▶ **PROBLEM**:
Return every entry exactly.

▶ **DATA LISTING**:

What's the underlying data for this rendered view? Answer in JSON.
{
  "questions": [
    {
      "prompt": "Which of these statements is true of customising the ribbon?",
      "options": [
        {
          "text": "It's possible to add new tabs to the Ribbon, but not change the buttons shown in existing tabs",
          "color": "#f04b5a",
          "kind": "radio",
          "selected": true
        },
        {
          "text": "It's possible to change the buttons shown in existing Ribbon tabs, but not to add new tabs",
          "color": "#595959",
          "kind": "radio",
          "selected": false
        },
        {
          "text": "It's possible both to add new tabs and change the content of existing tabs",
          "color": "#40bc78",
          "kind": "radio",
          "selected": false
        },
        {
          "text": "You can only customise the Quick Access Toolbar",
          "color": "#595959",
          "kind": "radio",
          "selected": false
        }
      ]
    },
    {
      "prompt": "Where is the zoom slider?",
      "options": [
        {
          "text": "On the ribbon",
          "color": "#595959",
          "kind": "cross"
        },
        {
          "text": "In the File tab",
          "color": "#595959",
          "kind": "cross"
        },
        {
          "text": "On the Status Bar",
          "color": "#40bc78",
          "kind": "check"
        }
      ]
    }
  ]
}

▶ **REPLY**:
What's the underlying data for this rendered view? Answer in JSON.
{
  "questions": [
    {
      "prompt": "Which of these statements is true of customising the ribbon?",
      "options": [
        {
          "text": "It's possible to add new tabs to the Ribbon, but not change the buttons shown in existing tabs",
          "color": "#f04b5a",
          "kind": "radio",
          "selected": true
        },
        {
          "text": "It's possible to change the buttons shown in existing Ribbon tabs, but not to add new tabs",
          "color": "#595959",
          "kind": "radio",
          "selected": false
        },
        {
          "text": "It's possible both to add new tabs and change the content of existing tabs",
          "color": "#40bc78",
          "kind": "radio",
          "selected": false
        },
        {
          "text": "You can only customise the Quick Access Toolbar",
          "color": "#595959",
          "kind": "radio",
          "selected": false
        }
      ]
    },
    {
      "prompt": "Where is the zoom slider?",
      "options": [
        {
          "text": "On the ribbon",
          "color": "#595959",
          "kind": "cross"
        },
        {
          "text": "In the File tab",
          "color": "#595959",
          "kind": "cross"
        },
        {
          "text": "On the Status Bar",
          "color": "#40bc78",
          "kind": "check"
        }
      ]
    }
  ]
}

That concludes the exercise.